*** Material shown ***

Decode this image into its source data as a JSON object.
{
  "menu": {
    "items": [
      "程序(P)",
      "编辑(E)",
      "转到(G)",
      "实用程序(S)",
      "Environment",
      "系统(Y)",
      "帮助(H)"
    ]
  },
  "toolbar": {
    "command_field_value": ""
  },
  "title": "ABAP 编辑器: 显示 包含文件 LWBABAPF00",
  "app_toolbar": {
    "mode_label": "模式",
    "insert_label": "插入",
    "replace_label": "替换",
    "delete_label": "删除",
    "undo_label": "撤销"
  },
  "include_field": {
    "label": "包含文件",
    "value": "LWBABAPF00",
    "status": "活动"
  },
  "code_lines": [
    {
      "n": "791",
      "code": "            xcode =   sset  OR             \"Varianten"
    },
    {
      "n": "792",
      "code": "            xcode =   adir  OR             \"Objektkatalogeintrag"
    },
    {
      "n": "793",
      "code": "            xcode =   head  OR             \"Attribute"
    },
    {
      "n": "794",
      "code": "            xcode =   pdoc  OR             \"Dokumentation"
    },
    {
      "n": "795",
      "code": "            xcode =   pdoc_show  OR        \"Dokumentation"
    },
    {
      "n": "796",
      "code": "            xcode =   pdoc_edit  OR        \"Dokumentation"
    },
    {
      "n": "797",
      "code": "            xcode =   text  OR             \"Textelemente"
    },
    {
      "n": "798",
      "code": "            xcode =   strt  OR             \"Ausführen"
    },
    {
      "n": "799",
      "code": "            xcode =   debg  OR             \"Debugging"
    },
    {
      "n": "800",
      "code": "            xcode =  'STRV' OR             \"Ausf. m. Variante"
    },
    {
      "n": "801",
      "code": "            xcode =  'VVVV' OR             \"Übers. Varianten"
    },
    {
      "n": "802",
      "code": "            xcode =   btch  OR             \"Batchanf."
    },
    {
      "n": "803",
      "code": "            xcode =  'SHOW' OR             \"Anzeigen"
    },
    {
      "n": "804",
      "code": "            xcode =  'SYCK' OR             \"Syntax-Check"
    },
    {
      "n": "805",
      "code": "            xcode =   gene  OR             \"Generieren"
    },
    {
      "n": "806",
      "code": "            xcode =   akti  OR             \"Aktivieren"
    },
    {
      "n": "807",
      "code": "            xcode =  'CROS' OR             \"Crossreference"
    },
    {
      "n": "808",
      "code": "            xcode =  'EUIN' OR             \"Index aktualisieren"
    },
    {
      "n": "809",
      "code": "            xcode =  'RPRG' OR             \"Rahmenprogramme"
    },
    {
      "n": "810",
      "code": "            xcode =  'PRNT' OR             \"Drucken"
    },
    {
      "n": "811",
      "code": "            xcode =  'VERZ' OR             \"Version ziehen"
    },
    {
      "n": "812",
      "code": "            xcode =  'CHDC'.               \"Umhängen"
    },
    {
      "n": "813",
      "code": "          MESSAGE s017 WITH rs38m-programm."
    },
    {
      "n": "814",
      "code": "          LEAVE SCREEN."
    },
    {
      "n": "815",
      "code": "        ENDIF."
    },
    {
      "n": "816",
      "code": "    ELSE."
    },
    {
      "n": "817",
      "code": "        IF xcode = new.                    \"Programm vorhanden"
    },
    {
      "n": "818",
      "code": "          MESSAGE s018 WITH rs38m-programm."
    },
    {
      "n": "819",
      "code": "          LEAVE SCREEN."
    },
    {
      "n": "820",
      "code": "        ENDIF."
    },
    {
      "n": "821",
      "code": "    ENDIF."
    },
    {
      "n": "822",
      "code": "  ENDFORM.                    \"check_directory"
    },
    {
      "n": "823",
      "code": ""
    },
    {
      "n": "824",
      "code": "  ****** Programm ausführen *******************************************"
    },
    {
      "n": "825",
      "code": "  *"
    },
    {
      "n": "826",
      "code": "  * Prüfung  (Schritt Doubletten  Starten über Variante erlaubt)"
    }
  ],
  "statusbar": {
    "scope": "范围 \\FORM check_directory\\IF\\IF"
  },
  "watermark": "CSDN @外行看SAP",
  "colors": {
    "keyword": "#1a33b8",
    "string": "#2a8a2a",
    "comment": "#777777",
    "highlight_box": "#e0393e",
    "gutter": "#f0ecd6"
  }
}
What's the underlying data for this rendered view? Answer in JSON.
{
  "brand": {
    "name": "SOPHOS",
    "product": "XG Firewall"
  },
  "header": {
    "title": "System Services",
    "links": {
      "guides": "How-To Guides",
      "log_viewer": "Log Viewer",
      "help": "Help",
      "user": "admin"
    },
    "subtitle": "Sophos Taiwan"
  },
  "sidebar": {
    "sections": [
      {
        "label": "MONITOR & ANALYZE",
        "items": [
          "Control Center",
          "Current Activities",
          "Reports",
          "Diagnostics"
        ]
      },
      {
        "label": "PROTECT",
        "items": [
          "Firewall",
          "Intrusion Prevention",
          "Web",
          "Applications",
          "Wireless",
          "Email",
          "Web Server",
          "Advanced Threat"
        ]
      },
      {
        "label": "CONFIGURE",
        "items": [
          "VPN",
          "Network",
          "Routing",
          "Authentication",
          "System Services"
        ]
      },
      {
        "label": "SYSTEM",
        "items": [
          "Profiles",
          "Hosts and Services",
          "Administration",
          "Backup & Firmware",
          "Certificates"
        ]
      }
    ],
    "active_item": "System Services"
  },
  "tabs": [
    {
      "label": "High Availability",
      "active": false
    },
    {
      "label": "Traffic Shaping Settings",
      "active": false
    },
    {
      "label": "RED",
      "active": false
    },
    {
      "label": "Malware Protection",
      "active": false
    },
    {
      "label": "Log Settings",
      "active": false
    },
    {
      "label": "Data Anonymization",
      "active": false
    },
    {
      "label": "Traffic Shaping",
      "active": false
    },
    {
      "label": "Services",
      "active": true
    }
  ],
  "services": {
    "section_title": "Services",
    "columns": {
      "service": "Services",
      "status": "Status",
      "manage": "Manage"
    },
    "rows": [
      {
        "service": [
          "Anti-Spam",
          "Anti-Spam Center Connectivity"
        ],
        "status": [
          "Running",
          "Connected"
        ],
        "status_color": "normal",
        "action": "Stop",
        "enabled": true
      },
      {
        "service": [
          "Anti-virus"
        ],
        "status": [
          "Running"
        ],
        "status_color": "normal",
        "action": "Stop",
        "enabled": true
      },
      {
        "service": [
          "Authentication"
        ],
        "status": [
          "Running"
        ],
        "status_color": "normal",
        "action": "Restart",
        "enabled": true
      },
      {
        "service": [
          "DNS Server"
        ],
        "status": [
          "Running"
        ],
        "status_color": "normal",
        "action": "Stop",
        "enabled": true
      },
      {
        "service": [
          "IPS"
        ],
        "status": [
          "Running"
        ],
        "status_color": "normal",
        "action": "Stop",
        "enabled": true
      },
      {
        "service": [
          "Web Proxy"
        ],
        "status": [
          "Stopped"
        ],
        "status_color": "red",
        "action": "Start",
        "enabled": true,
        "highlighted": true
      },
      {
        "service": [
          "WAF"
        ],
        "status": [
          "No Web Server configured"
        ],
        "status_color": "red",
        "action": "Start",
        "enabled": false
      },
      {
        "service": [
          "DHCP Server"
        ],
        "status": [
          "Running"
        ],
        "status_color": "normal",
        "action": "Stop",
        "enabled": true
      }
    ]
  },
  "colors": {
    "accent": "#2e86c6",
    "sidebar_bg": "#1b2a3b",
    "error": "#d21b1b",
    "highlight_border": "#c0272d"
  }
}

***
*** Material shown ***

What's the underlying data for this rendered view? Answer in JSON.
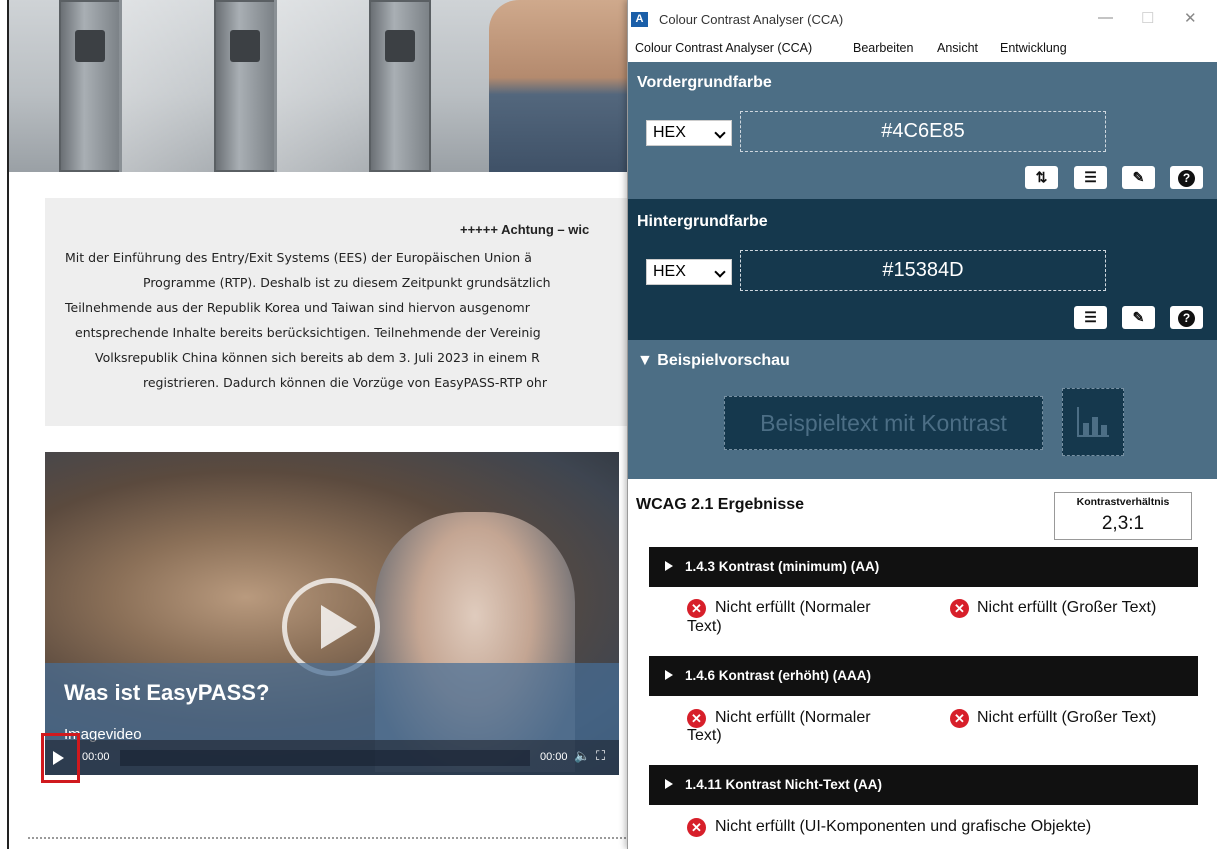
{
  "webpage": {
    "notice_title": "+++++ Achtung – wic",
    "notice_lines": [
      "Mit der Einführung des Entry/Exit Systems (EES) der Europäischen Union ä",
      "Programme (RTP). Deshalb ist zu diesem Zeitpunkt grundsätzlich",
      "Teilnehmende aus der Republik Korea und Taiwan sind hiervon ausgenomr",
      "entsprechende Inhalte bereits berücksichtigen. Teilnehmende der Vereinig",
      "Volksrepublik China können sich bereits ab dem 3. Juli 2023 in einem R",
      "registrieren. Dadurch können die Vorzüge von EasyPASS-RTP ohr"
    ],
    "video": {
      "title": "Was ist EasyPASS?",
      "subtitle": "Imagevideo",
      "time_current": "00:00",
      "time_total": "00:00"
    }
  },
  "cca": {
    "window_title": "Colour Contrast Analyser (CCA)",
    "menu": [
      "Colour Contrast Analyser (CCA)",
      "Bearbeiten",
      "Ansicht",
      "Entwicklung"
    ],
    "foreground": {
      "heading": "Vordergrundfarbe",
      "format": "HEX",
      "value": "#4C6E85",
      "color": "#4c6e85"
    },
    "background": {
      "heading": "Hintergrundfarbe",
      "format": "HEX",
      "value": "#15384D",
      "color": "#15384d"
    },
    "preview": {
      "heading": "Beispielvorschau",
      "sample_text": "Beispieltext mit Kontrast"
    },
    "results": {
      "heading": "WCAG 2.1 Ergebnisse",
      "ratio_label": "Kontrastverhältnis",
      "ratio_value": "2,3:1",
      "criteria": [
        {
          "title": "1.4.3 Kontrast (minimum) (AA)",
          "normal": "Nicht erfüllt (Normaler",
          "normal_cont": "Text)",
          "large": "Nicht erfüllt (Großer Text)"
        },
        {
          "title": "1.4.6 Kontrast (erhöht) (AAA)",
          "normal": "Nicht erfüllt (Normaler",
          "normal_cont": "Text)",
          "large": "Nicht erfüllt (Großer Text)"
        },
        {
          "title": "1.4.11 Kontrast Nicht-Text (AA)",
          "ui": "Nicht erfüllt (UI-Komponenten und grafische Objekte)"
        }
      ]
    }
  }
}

***

What to work on
Note each line of the material holding "Spam" and copy it out.

Solution below
          "Anti-Spam",
          "Anti-Spam Center Connectivity"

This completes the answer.